● **DOCUMENT EXTRACT**:
-*-*-

Density functional theory study of P-embedded SiC monolayer as a robust metal free catalyst for N2O reduction and CO oxidation

Abstract

In this work, spin-polarized density functional theory calculations are conducted to evaluate the possible applicability of a single P atom doped silicon carbide (P-SiC) monolayer for reduction of nitrous oxide (N2O). The calculations show that P-doping in SiC monolayer is energetically favorable, and the resulting P-SiC is both dynamically and thermodynamically stable. According to our findings, N2O spontaneously dissociates when it interacts with the P-SiC from its O site without the need for an energy barrier, releasing -2.59 eV of energy. The adsorption energy of CO molecule on the P-SiC is less negative than that of N2O, implying that N2O will predominately occupy the catalyst surface. The CO + Oad reaction is used to remove the remaining oxygen atom (Oad) from the P-SiC surface. The calculations show that the reaction proceeds through a low activation energy barrier of 0.33 eV, which is much lower than the previously reported catalysts. This demonstrates the high catalytic activity of P-SiC surface. Furthermore, the adsorption of H2O and O2 species on the P-SiC nanosheet is investigated. The results show that the presence of these species has no effect on the catalytic activity of the P-SiC surface for N2O reduction. These results show that the proposed novel P-SiC catalyst can be regarded as an efficient material in the development of promising active catalysts for N2O elimination from the environment.

-*-*-

Document structure recognition data

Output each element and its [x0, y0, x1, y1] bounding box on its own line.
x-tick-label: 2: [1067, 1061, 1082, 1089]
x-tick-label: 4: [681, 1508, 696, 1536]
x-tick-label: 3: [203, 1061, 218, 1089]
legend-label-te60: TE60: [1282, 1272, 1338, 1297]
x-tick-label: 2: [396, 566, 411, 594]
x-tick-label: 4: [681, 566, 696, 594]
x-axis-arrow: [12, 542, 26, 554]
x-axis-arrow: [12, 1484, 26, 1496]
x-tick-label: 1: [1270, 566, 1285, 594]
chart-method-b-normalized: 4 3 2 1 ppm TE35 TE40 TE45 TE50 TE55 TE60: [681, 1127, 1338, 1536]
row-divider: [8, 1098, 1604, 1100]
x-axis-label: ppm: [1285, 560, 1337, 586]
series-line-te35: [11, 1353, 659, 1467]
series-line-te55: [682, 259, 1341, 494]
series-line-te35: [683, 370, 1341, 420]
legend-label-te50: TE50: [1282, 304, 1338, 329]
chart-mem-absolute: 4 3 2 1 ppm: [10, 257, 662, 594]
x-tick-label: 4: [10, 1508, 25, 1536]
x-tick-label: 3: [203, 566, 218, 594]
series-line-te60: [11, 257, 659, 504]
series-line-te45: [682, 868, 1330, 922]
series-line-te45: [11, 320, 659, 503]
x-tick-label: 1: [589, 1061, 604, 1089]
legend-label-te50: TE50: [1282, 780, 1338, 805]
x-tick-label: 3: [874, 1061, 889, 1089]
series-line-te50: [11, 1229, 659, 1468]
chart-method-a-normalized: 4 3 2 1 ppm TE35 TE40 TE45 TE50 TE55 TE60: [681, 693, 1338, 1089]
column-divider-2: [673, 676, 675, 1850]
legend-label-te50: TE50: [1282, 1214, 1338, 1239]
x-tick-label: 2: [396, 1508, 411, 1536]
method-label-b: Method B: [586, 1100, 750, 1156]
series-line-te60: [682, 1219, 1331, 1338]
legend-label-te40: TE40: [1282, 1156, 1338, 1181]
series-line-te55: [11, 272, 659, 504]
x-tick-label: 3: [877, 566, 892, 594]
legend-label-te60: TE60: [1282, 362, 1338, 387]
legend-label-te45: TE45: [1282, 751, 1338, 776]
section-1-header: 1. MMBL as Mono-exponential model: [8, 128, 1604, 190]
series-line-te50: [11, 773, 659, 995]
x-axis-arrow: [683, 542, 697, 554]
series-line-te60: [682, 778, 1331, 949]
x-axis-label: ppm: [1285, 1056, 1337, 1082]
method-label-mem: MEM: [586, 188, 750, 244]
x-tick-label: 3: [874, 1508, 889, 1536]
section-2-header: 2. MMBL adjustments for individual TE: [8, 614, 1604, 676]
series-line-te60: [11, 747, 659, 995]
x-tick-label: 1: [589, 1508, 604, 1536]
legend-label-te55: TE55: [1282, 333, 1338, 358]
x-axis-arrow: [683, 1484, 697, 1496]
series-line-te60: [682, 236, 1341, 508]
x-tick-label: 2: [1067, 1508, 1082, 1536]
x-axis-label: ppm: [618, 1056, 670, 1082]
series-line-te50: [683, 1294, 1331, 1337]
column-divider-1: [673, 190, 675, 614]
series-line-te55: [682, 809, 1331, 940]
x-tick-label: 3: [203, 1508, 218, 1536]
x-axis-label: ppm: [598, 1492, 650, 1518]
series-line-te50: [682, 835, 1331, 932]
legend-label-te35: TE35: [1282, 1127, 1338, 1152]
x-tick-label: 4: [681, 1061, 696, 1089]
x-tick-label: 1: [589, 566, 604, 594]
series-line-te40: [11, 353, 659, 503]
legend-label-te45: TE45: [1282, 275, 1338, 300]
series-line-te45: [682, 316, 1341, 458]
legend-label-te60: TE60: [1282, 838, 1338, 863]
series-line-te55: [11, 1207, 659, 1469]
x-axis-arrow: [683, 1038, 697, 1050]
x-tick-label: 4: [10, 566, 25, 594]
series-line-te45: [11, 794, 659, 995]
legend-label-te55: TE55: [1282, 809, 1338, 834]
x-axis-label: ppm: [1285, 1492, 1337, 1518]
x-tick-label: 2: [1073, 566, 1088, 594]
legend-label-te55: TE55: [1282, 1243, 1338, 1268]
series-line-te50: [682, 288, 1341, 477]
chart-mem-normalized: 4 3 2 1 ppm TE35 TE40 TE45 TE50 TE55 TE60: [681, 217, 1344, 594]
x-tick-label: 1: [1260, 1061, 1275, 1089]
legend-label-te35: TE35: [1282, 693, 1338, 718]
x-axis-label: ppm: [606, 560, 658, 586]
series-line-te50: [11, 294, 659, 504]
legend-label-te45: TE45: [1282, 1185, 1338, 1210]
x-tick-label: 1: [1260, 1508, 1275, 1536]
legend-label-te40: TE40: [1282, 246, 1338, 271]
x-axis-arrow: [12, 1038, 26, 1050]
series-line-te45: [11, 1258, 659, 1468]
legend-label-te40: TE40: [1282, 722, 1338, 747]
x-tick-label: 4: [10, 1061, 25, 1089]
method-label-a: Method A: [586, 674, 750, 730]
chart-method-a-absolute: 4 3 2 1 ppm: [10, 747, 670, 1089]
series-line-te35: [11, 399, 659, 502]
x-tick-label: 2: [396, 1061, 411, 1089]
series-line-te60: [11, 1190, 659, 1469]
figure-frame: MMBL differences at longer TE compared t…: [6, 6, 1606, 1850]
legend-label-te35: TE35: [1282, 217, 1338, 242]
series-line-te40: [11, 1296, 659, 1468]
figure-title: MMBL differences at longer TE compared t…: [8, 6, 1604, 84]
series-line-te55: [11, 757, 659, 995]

-*-*-

In the text on the P-SiC catalyst, condense the paragraph beginning "In this work, spin-polarized density functional theory" into a bulleted list that keeps its main facts. Work only from the text on the P-SiC catalyst.

- Spin-polarized density functional theory calculations assess a silicon carbide monolayer doped with a single P atom (P-SiC) for reducing nitrous oxide (N2O).
- P-doping of the SiC monolayer is energetically favorable, and P-SiC is dynamically and thermodynamically stable.
- N2O approaching P-SiC from its O site dissociates spontaneously, with no energy barrier, releasing -2.59 eV.
- CO adsorbs less strongly than N2O, so N2O will mainly occupy the catalyst surface.
- The remaining adsorbed oxygen atom (Oad) is removed by the CO + Oad reaction, whose 0.33 eV activation barrier is much lower than those of previously reported catalysts, indicating high catalytic activity.
- Adsorbed H2O and O2 do not affect the surface's catalytic activity for N2O reduction.
- P-SiC can therefore be regarded as an efficient material for developing active catalysts that eliminate N2O from the environment.